Stored data:
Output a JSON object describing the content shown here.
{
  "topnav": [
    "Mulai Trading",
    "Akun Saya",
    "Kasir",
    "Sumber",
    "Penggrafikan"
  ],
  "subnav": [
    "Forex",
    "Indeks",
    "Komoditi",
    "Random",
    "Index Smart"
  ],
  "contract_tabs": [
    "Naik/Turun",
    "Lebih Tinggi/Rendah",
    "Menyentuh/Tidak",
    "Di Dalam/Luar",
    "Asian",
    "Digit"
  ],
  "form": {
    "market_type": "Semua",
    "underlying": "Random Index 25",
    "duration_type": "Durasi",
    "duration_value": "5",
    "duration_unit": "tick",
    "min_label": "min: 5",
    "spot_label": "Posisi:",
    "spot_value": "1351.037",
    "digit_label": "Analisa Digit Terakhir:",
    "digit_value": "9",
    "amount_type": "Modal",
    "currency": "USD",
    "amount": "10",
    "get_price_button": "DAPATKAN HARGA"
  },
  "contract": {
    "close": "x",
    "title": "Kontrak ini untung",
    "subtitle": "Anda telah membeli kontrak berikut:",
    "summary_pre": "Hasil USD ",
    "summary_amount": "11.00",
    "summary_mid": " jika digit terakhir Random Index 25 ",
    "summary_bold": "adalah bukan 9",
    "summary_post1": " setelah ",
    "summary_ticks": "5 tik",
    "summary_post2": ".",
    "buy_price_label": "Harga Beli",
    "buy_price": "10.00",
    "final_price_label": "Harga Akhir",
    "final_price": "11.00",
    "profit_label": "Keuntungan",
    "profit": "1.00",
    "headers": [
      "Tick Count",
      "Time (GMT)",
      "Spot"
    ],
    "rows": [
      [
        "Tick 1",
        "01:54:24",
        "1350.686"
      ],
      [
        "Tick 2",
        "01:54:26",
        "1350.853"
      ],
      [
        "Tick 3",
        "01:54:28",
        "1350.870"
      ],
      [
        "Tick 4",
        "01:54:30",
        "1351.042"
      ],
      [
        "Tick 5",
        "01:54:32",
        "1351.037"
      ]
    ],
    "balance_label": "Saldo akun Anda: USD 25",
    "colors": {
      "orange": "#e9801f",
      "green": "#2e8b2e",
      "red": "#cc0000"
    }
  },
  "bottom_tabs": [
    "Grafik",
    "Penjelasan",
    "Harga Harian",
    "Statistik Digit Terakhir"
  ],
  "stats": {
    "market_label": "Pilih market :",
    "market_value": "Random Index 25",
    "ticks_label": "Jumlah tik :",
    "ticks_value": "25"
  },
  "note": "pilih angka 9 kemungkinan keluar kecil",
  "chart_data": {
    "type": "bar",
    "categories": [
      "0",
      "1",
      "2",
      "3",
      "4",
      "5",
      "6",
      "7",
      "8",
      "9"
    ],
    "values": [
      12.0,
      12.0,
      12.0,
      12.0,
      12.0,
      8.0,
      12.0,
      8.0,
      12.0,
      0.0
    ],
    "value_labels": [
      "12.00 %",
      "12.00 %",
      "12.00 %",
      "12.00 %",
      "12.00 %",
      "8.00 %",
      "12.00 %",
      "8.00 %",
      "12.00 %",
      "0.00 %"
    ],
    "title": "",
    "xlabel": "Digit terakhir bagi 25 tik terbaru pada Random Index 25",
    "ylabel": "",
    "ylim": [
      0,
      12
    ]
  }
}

*The request*.
Repeat the records above exactly.

*Task answer*.
Output a JSON object describing the content shown here.
{
  "topnav": [
    "Mulai Trading",
    "Akun Saya",
    "Kasir",
    "Sumber",
    "Penggrafikan"
  ],
  "subnav": [
    "Forex",
    "Indeks",
    "Komoditi",
    "Random",
    "Index Smart"
  ],
  "contract_tabs": [
    "Naik/Turun",
    "Lebih Tinggi/Rendah",
    "Menyentuh/Tidak",
    "Di Dalam/Luar",
    "Asian",
    "Digit"
  ],
  "form": {
    "market_type": "Semua",
    "underlying": "Random Index 25",
    "duration_type": "Durasi",
    "duration_value": "5",
    "duration_unit": "tick",
    "min_label": "min: 5",
    "spot_label": "Posisi:",
    "spot_value": "1351.037",
    "digit_label": "Analisa Digit Terakhir:",
    "digit_value": "9",
    "amount_type": "Modal",
    "currency": "USD",
    "amount": "10",
    "get_price_button": "DAPATKAN HARGA"
  },
  "contract": {
    "close": "x",
    "title": "Kontrak ini untung",
    "subtitle": "Anda telah membeli kontrak berikut:",
    "summary_pre": "Hasil USD ",
    "summary_amount": "11.00",
    "summary_mid": " jika digit terakhir Random Index 25 ",
    "summary_bold": "adalah bukan 9",
    "summary_post1": " setelah ",
    "summary_ticks": "5 tik",
    "summary_post2": ".",
    "buy_price_label": "Harga Beli",
    "buy_price": "10.00",
    "final_price_label": "Harga Akhir",
    "final_price": "11.00",
    "profit_label": "Keuntungan",
    "profit": "1.00",
    "headers": [
      "Tick Count",
      "Time (GMT)",
      "Spot"
    ],
    "rows": [
      [
        "Tick 1",
        "01:54:24",
        "1350.686"
      ],
      [
        "Tick 2",
        "01:54:26",
        "1350.853"
      ],
      [
        "Tick 3",
        "01:54:28",
        "1350.870"
      ],
      [
        "Tick 4",
        "01:54:30",
        "1351.042"
      ],
      [
        "Tick 5",
        "01:54:32",
        "1351.037"
      ]
    ],
    "balance_label": "Saldo akun Anda: USD 25",
    "colors": {
      "orange": "#e9801f",
      "green": "#2e8b2e",
      "red": "#cc0000"
    }
  },
  "bottom_tabs": [
    "Grafik",
    "Penjelasan",
    "Harga Harian",
    "Statistik Digit Terakhir"
  ],
  "stats": {
    "market_label": "Pilih market :",
    "market_value": "Random Index 25",
    "ticks_label": "Jumlah tik :",
    "ticks_value": "25"
  },
  "note": "pilih angka 9 kemungkinan keluar kecil",
  "chart_data": {
    "type": "bar",
    "categories": [
      "0",
      "1",
      "2",
      "3",
      "4",
      "5",
      "6",
      "7",
      "8",
      "9"
    ],
    "values": [
      12.0,
      12.0,
      12.0,
      12.0,
      12.0,
      8.0,
      12.0,
      8.0,
      12.0,
      0.0
    ],
    "value_labels": [
      "12.00 %",
      "12.00 %",
      "12.00 %",
      "12.00 %",
      "12.00 %",
      "8.00 %",
      "12.00 %",
      "8.00 %",
      "12.00 %",
      "0.00 %"
    ],
    "title": "",
    "xlabel": "Digit terakhir bagi 25 tik terbaru pada Random Index 25",
    "ylabel": "",
    "ylim": [
      0,
      12
    ]
  }
}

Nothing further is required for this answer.